> _Aim of the exercise_
Filter the records for lines holding the string "document".

> _Information given_
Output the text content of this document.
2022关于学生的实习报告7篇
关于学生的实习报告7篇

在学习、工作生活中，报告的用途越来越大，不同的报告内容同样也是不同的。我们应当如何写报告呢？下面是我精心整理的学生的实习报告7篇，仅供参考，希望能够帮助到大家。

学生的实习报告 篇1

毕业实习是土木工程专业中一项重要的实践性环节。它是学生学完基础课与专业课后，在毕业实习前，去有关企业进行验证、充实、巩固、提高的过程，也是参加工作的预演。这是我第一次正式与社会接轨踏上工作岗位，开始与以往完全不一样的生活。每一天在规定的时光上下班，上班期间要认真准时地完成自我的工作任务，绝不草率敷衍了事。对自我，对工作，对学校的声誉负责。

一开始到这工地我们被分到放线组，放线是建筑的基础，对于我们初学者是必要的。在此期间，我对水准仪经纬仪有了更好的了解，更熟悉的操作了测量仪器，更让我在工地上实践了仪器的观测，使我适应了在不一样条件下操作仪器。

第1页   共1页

* * *

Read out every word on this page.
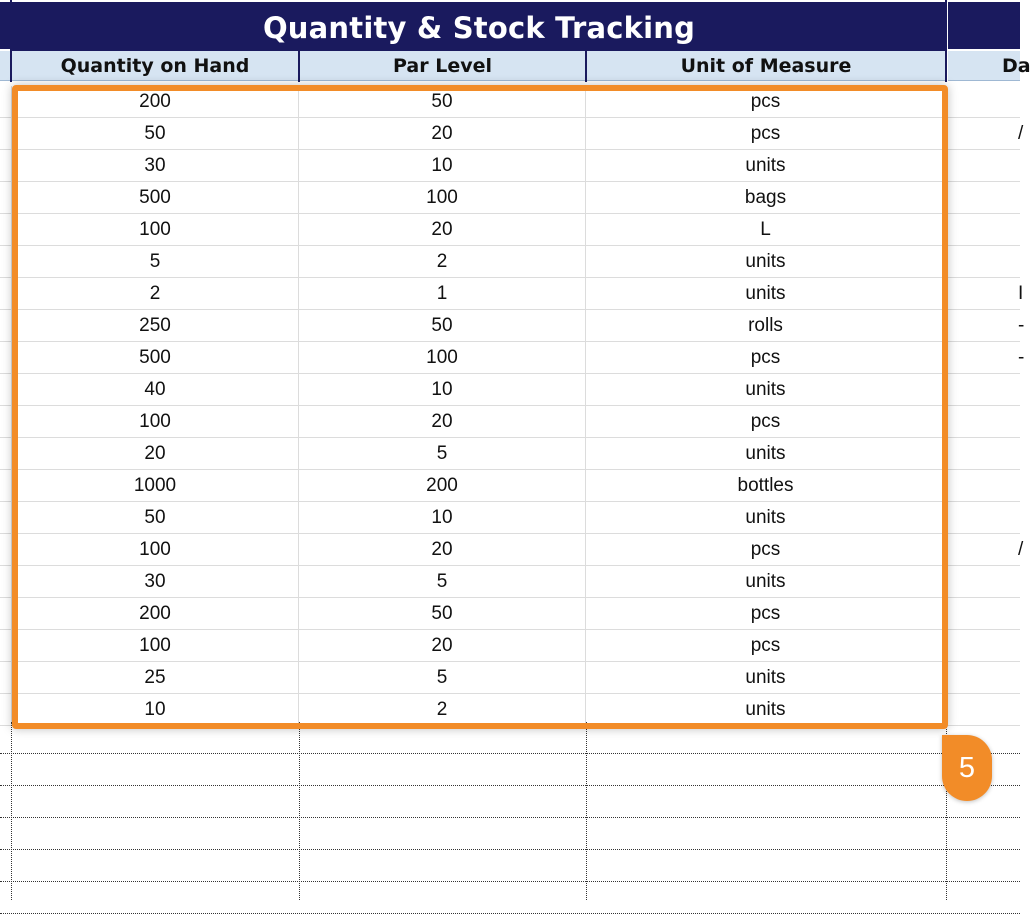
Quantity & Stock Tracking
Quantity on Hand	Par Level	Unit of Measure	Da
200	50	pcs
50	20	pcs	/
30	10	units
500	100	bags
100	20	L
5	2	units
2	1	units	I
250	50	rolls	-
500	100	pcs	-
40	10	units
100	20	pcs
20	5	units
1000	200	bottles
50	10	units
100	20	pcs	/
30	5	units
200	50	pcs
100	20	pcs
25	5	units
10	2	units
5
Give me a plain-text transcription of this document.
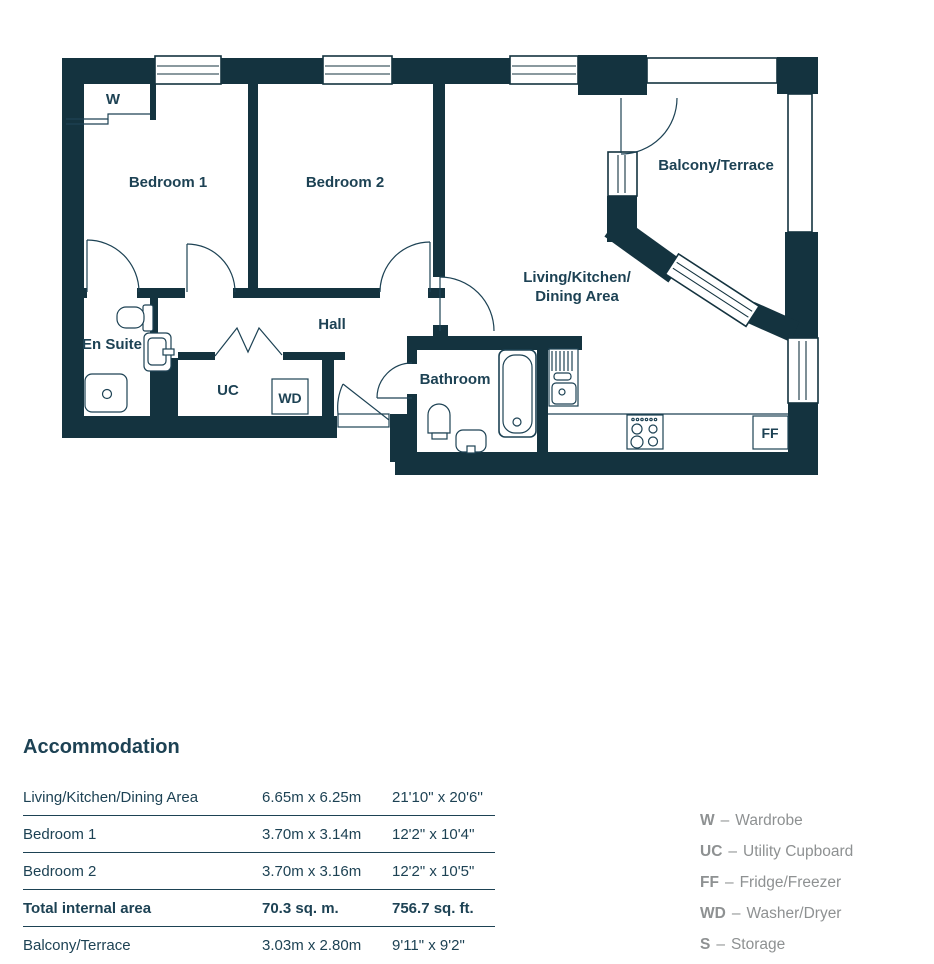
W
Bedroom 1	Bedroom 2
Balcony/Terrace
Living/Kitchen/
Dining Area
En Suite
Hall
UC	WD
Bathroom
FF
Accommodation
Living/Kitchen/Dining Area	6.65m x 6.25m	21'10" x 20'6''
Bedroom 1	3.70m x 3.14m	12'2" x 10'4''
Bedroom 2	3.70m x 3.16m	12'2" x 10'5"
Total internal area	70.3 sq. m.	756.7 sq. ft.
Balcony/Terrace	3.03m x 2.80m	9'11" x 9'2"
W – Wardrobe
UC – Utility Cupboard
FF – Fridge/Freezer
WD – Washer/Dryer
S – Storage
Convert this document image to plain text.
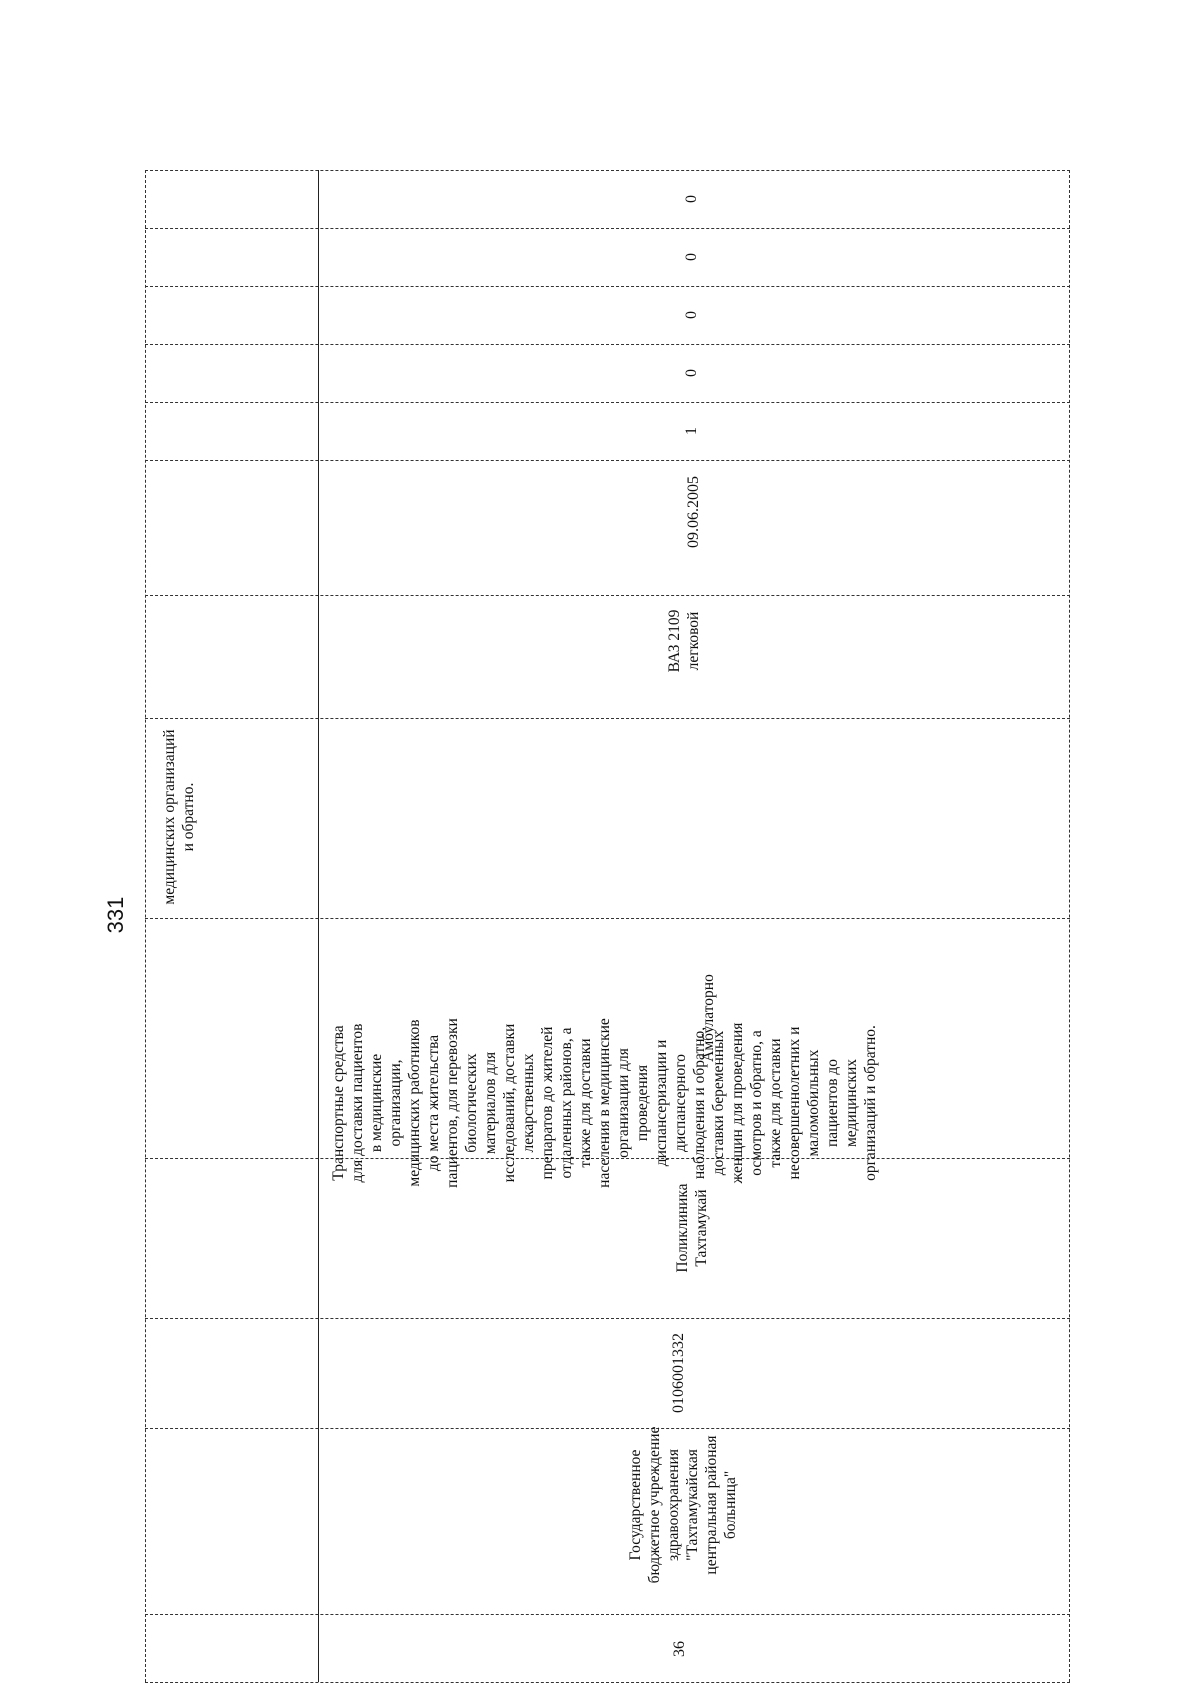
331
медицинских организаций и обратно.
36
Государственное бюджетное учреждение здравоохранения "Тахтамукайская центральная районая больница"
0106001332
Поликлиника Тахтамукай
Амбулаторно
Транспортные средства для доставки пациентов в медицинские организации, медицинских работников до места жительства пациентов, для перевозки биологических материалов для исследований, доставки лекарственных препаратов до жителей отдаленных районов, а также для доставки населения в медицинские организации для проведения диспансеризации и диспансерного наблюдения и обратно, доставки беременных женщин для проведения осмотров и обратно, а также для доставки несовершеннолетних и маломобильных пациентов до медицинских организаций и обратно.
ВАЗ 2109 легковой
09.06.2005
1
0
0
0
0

> _The output_
Output the text content of this document.
Give me a plain-text transcription of this document.
Convert this document image to plain text.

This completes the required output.